● **JOB**
Figure out how many lines of the material below contain the word "JSON". Answer with the number only.
[start ITEMS]
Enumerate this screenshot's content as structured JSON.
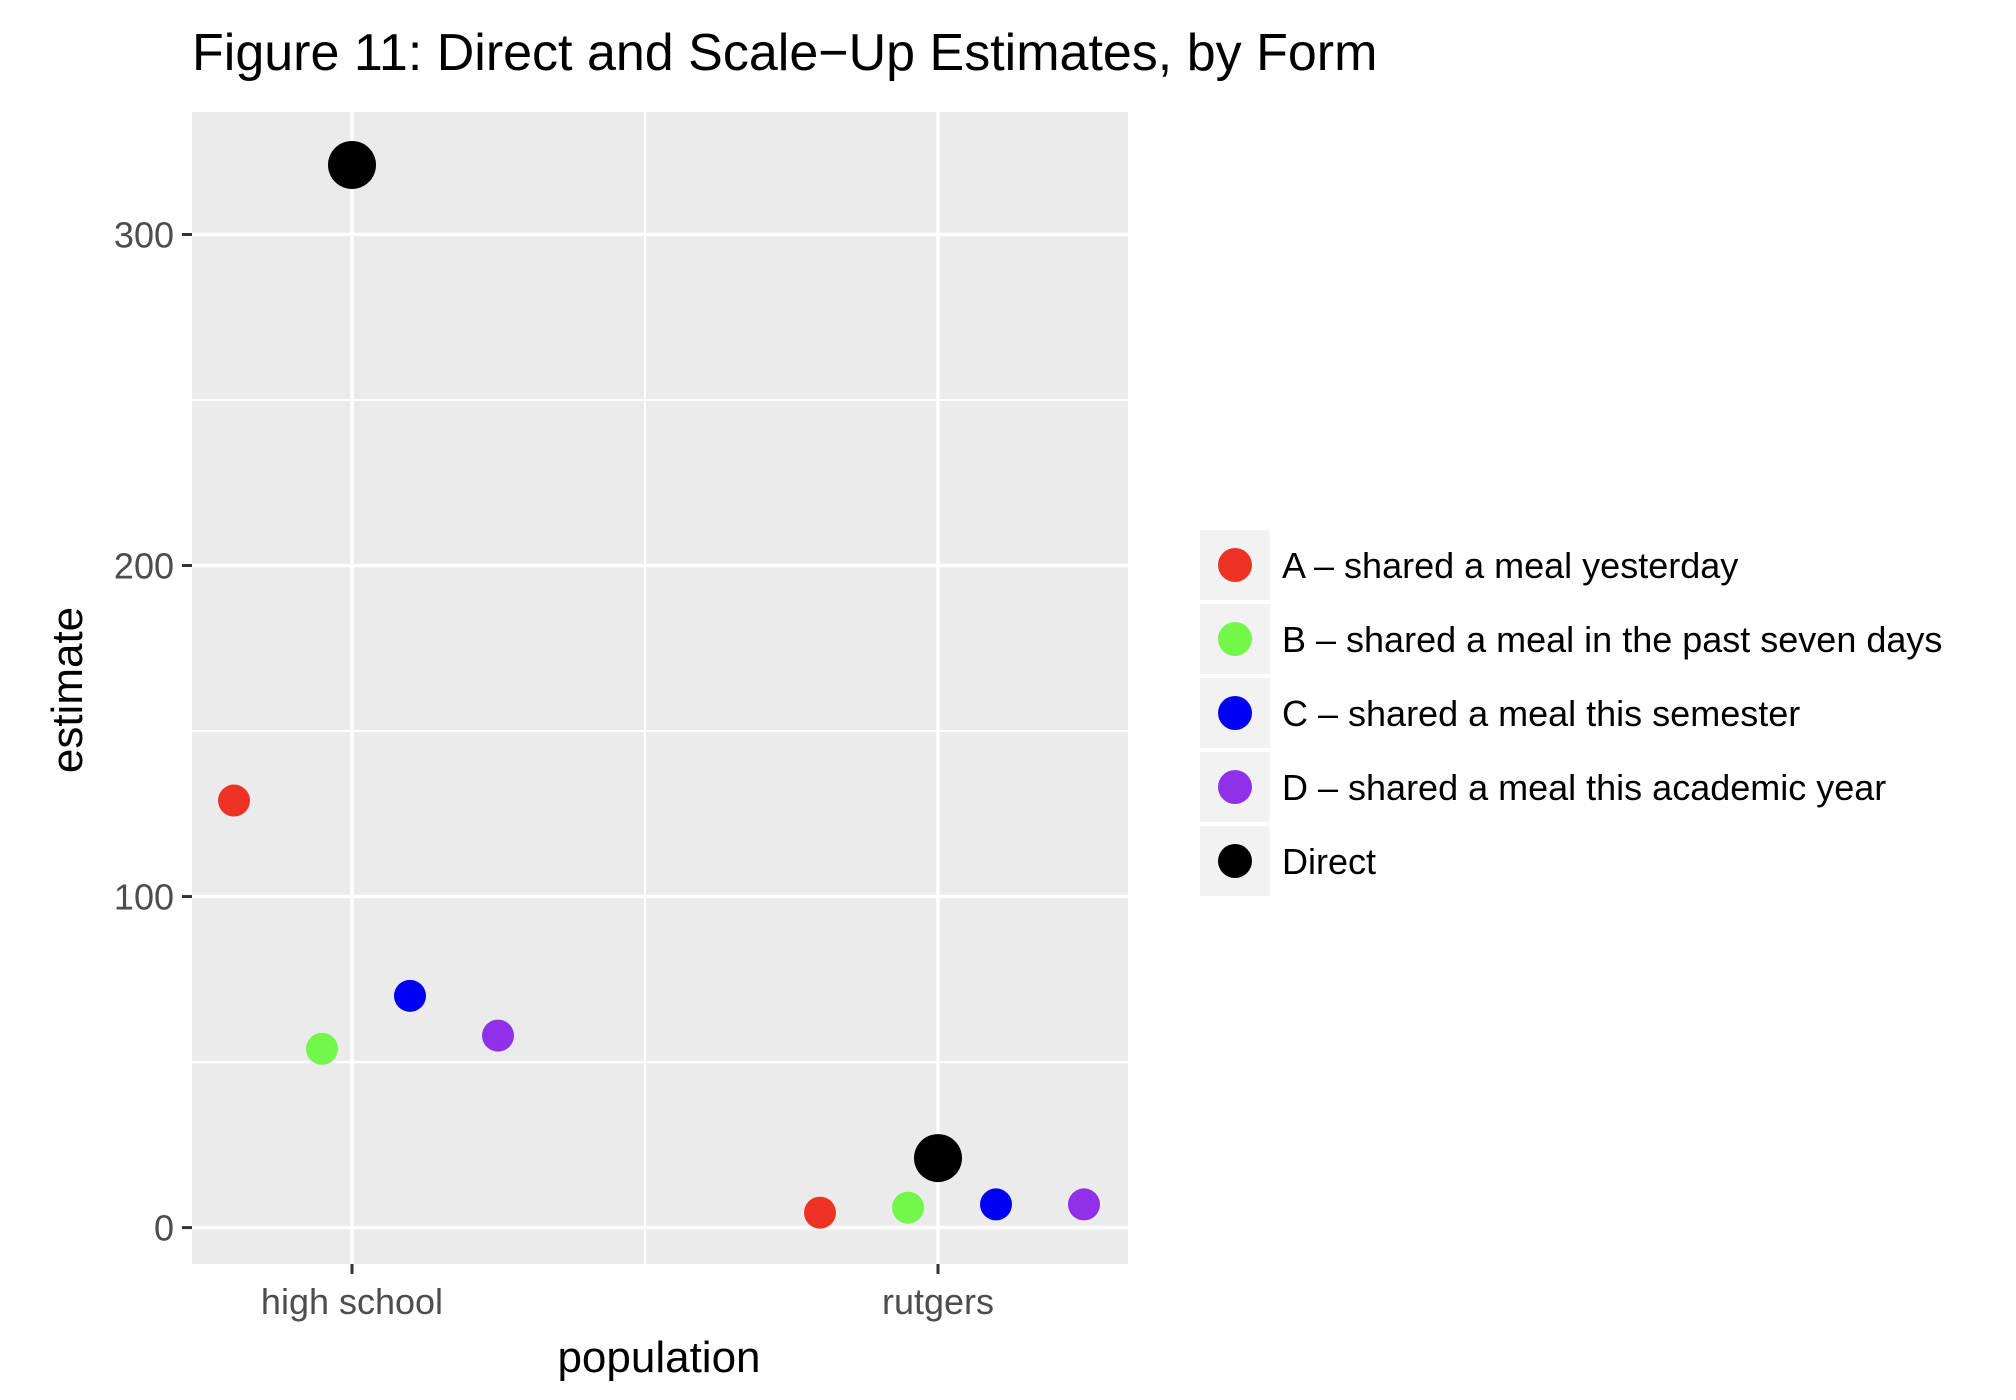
{
  "chart_data": {
    "type": "scatter",
    "title": "Figure 11: Direct and Scale−Up Estimates, by Form",
    "xlabel": "population",
    "ylabel": "estimate",
    "categories": [
      "high school",
      "rutgers"
    ],
    "ylim": [
      -11,
      337
    ],
    "y_ticks": [
      0,
      100,
      200,
      300
    ],
    "grid": true,
    "panel_background": "#ebebeb",
    "legend_position": "right",
    "series": [
      {
        "name": "A – shared a meal yesterday",
        "color": "#ee3224",
        "points": [
          {
            "x": "high school",
            "y": 129
          },
          {
            "x": "rutgers",
            "y": 4.5
          }
        ]
      },
      {
        "name": "B – shared a meal in the past seven days",
        "color": "#72f74a",
        "points": [
          {
            "x": "high school",
            "y": 54
          },
          {
            "x": "rutgers",
            "y": 6
          }
        ]
      },
      {
        "name": "C – shared a meal this semester",
        "color": "#0000f5",
        "points": [
          {
            "x": "high school",
            "y": 70
          },
          {
            "x": "rutgers",
            "y": 7
          }
        ]
      },
      {
        "name": "D – shared a meal this academic year",
        "color": "#9030e8",
        "points": [
          {
            "x": "high school",
            "y": 58
          },
          {
            "x": "rutgers",
            "y": 7
          }
        ]
      },
      {
        "name": "Direct",
        "color": "#000000",
        "points": [
          {
            "x": "high school",
            "y": 321
          },
          {
            "x": "rutgers",
            "y": 21
          }
        ]
      }
    ]
  }
}
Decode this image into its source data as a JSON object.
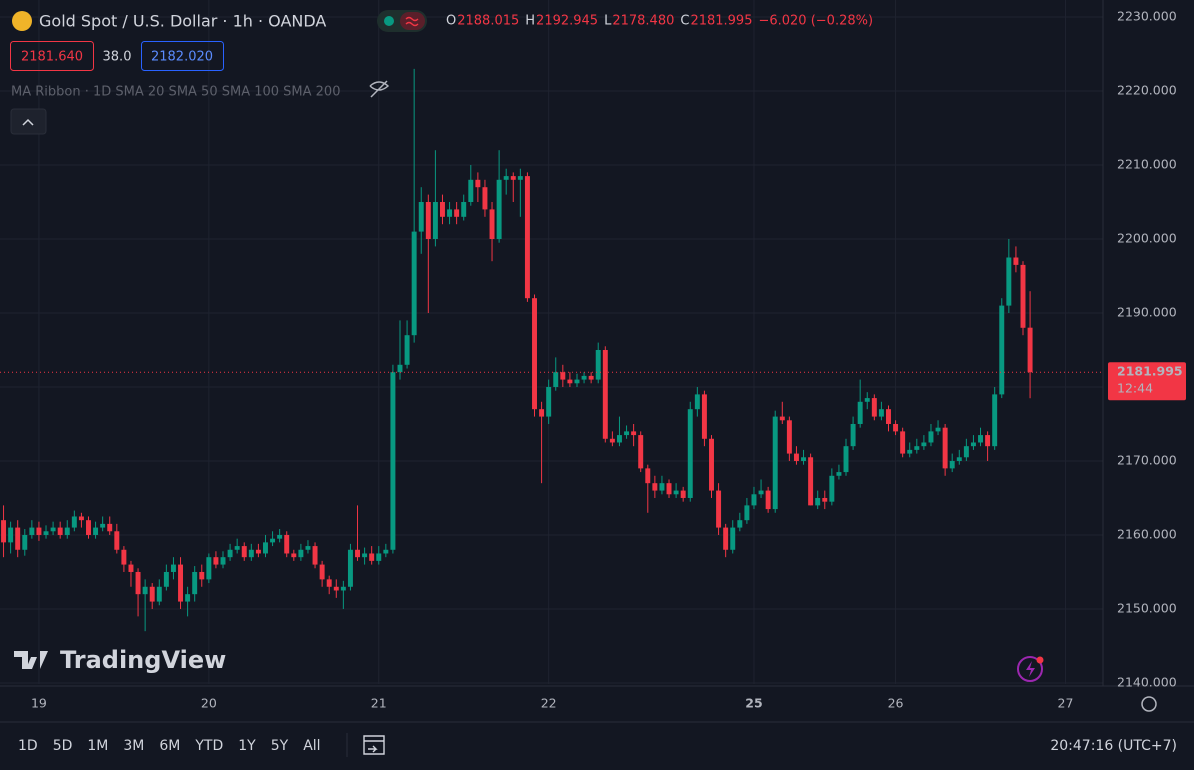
{
  "header": {
    "title": "Gold Spot / U.S. Dollar · 1h · OANDA",
    "legend": [
      {
        "key": "O",
        "value": "2188.015"
      },
      {
        "key": "H",
        "value": "2192.945"
      },
      {
        "key": "L",
        "value": "2178.480"
      },
      {
        "key": "C",
        "value": "2181.995"
      }
    ],
    "change": "−6.020 (−0.28%)",
    "bid": "2181.640",
    "spread": "38.0",
    "ask": "2182.020",
    "indicator": "MA Ribbon · 1D SMA 20 SMA 50 SMA 100 SMA 200"
  },
  "logo": "TradingView",
  "toolbar": {
    "ranges": [
      "1D",
      "5D",
      "1M",
      "3M",
      "6M",
      "YTD",
      "1Y",
      "5Y",
      "All"
    ],
    "clock": "20:47:16 (UTC+7)"
  },
  "chart_data": {
    "type": "candlestick",
    "up_color": "#089981",
    "down_color": "#f23645",
    "grid": true,
    "countdown": "12:44",
    "xlim": [
      -0.5,
      155.3
    ],
    "xticks": [
      {
        "value": 5,
        "label": "19"
      },
      {
        "value": 29,
        "label": "20"
      },
      {
        "value": 53,
        "label": "21"
      },
      {
        "value": 77,
        "label": "22"
      },
      {
        "value": 106,
        "label": "25"
      },
      {
        "value": 126,
        "label": "26"
      },
      {
        "value": 150,
        "label": "27"
      }
    ],
    "ylim": [
      2139.86,
      2232.3
    ],
    "yticks": [
      {
        "value": 2140,
        "label": "2140.000"
      },
      {
        "value": 2150,
        "label": "2150.000"
      },
      {
        "value": 2160,
        "label": "2160.000"
      },
      {
        "value": 2170,
        "label": "2170.000"
      },
      {
        "value": 2180,
        "label": "2180.000"
      },
      {
        "value": 2190,
        "label": "2190.000"
      },
      {
        "value": 2200,
        "label": "2200.000"
      },
      {
        "value": 2210,
        "label": "2210.000"
      },
      {
        "value": 2220,
        "label": "2220.000"
      },
      {
        "value": 2230,
        "label": "2230.000"
      }
    ],
    "open": [
      2162,
      2159,
      2161,
      2158,
      2160,
      2161,
      2160,
      2160.5,
      2161,
      2160,
      2161,
      2162.5,
      2162,
      2160,
      2161,
      2161.5,
      2160.5,
      2158,
      2156,
      2155,
      2152,
      2153,
      2151,
      2153,
      2155,
      2156,
      2151,
      2152,
      2155,
      2154,
      2157,
      2156,
      2157,
      2158,
      2158.5,
      2157,
      2158,
      2157.5,
      2159,
      2159.5,
      2160,
      2157.5,
      2157,
      2158,
      2158.5,
      2156,
      2154,
      2153,
      2152.5,
      2153,
      2158,
      2157,
      2157.5,
      2156.5,
      2157.5,
      2158,
      2182,
      2183,
      2187,
      2201,
      2205,
      2200,
      2205,
      2203,
      2204,
      2203,
      2205,
      2208,
      2207,
      2204,
      2200,
      2208,
      2208.5,
      2208,
      2208.5,
      2192,
      2177,
      2176,
      2180,
      2182,
      2181,
      2180.5,
      2181,
      2181.5,
      2181,
      2185,
      2173,
      2172.5,
      2173.5,
      2174,
      2173.5,
      2169,
      2167,
      2166,
      2167,
      2165.5,
      2166,
      2165,
      2177,
      2179,
      2173,
      2166,
      2161,
      2158,
      2161,
      2162,
      2164,
      2165.5,
      2166,
      2163.5,
      2176,
      2175.5,
      2171,
      2170,
      2170.5,
      2164,
      2165,
      2164.5,
      2168,
      2168.5,
      2172,
      2175,
      2178,
      2178.5,
      2176,
      2177,
      2175,
      2174,
      2171,
      2171.5,
      2172,
      2172.5,
      2174,
      2174.5,
      2169,
      2170,
      2170.5,
      2172,
      2172.5,
      2173.5,
      2172,
      2179,
      2191,
      2197.5,
      2196.5,
      2188.015
    ],
    "high": [
      2164,
      2161.8,
      2162,
      2160.8,
      2162,
      2161.8,
      2161.3,
      2161.8,
      2161.8,
      2162,
      2163.3,
      2163,
      2162.5,
      2161.8,
      2162.5,
      2162.5,
      2161.5,
      2158.5,
      2156.5,
      2155.5,
      2154,
      2153.5,
      2154,
      2156,
      2157,
      2157,
      2153,
      2155.8,
      2156,
      2157.5,
      2157.8,
      2157.8,
      2158.8,
      2159.5,
      2159,
      2158.8,
      2158.8,
      2160,
      2160.5,
      2160.8,
      2160.5,
      2158,
      2158.8,
      2159.3,
      2159,
      2156.5,
      2154.5,
      2154,
      2153.8,
      2158.8,
      2164,
      2158.3,
      2158.5,
      2158.5,
      2158.8,
      2183,
      2189,
      2189,
      2223,
      2207,
      2206,
      2212,
      2206,
      2205,
      2205,
      2206,
      2210,
      2209,
      2208,
      2205,
      2212,
      2209.5,
      2209,
      2209.5,
      2209,
      2192.5,
      2178,
      2181,
      2184,
      2183,
      2182,
      2181.8,
      2182,
      2182,
      2186,
      2185.5,
      2174,
      2176,
      2174.8,
      2175,
      2174,
      2169.5,
      2168,
      2168,
      2167.5,
      2167,
      2166.5,
      2178,
      2180,
      2179.5,
      2173.5,
      2167,
      2161.5,
      2162,
      2163,
      2165,
      2166.5,
      2167.5,
      2166.5,
      2176.8,
      2178,
      2176,
      2172,
      2171.5,
      2171,
      2166,
      2166,
      2169,
      2169.5,
      2173,
      2176,
      2181,
      2179.3,
      2179,
      2178,
      2177.5,
      2175.5,
      2174.5,
      2172.5,
      2173,
      2173.5,
      2175,
      2175.5,
      2175,
      2171,
      2171.5,
      2173,
      2173.5,
      2174.5,
      2174,
      2180,
      2192,
      2200,
      2199,
      2197,
      2192.945
    ],
    "low": [
      2157,
      2157.5,
      2157,
      2157.2,
      2159.5,
      2159.2,
      2159.5,
      2160,
      2159.5,
      2159.5,
      2160.5,
      2161,
      2159.5,
      2159.5,
      2160.5,
      2160,
      2157.5,
      2155,
      2153,
      2149,
      2147,
      2150,
      2150.5,
      2152.5,
      2154,
      2150,
      2149,
      2151,
      2153,
      2153.5,
      2155.5,
      2155.5,
      2156.5,
      2157.5,
      2156.5,
      2156.5,
      2157,
      2157,
      2158.5,
      2159,
      2157,
      2156.5,
      2156.5,
      2157.5,
      2155.5,
      2153,
      2152,
      2151.5,
      2150,
      2152.5,
      2156.5,
      2156,
      2156,
      2156,
      2157,
      2157.5,
      2181,
      2182.5,
      2186,
      2198,
      2190,
      2199,
      2202,
      2202,
      2202,
      2202.5,
      2204.5,
      2205,
      2203,
      2197,
      2199.5,
      2206,
      2205,
      2203,
      2191.5,
      2176,
      2167,
      2175,
      2179.5,
      2180,
      2180,
      2180,
      2180.5,
      2180.5,
      2180.5,
      2172.5,
      2172,
      2172,
      2173,
      2172,
      2168.5,
      2163,
      2165,
      2165.5,
      2165,
      2165,
      2164.5,
      2164.5,
      2176,
      2172,
      2165,
      2160,
      2157,
      2157.5,
      2160.5,
      2161.5,
      2163.5,
      2165,
      2163,
      2163,
      2175,
      2170,
      2169.5,
      2169.5,
      2164,
      2163.5,
      2163.5,
      2164,
      2167.5,
      2168,
      2171.5,
      2174.5,
      2177,
      2175.5,
      2175.5,
      2174,
      2173.5,
      2170.5,
      2170.5,
      2171,
      2171.5,
      2172,
      2173.5,
      2168,
      2168.5,
      2169.5,
      2170,
      2171.5,
      2172,
      2170,
      2171.5,
      2178.5,
      2190,
      2195.5,
      2187,
      2178.48
    ],
    "close": [
      2159,
      2161,
      2158,
      2160,
      2161,
      2160,
      2160.5,
      2161,
      2160,
      2161,
      2162.5,
      2162,
      2160,
      2161,
      2161.5,
      2160.5,
      2158,
      2156,
      2155,
      2152,
      2153,
      2151,
      2153,
      2155,
      2156,
      2151,
      2152,
      2155,
      2154,
      2157,
      2156,
      2157,
      2158,
      2158.5,
      2157,
      2158,
      2157.5,
      2159,
      2159.5,
      2160,
      2157.5,
      2157,
      2158,
      2158.5,
      2156,
      2154,
      2153,
      2152.5,
      2153,
      2158,
      2157,
      2157.5,
      2156.5,
      2157.5,
      2158,
      2182,
      2183,
      2187,
      2201,
      2205,
      2200,
      2205,
      2203,
      2204,
      2203,
      2205,
      2208,
      2207,
      2204,
      2200,
      2208,
      2208.5,
      2208,
      2208.5,
      2192,
      2177,
      2176,
      2180,
      2182,
      2181,
      2180.5,
      2181,
      2181.5,
      2181,
      2185,
      2173,
      2172.5,
      2173.5,
      2174,
      2173.5,
      2169,
      2167,
      2166,
      2167,
      2165.5,
      2166,
      2165,
      2177,
      2179,
      2173,
      2166,
      2161,
      2158,
      2161,
      2162,
      2164,
      2165.5,
      2166,
      2163.5,
      2176,
      2175.5,
      2171,
      2170,
      2170.5,
      2164,
      2165,
      2164.5,
      2168,
      2168.5,
      2172,
      2175,
      2178,
      2178.5,
      2176,
      2177,
      2175,
      2174,
      2171,
      2171.5,
      2172,
      2172.5,
      2174,
      2174.5,
      2169,
      2170,
      2170.5,
      2172,
      2172.5,
      2173.5,
      2172,
      2179,
      2191,
      2197.5,
      2196.5,
      2188,
      2181.995
    ]
  }
}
[end ITEMS]
● **THE COMPLETED TASK**
2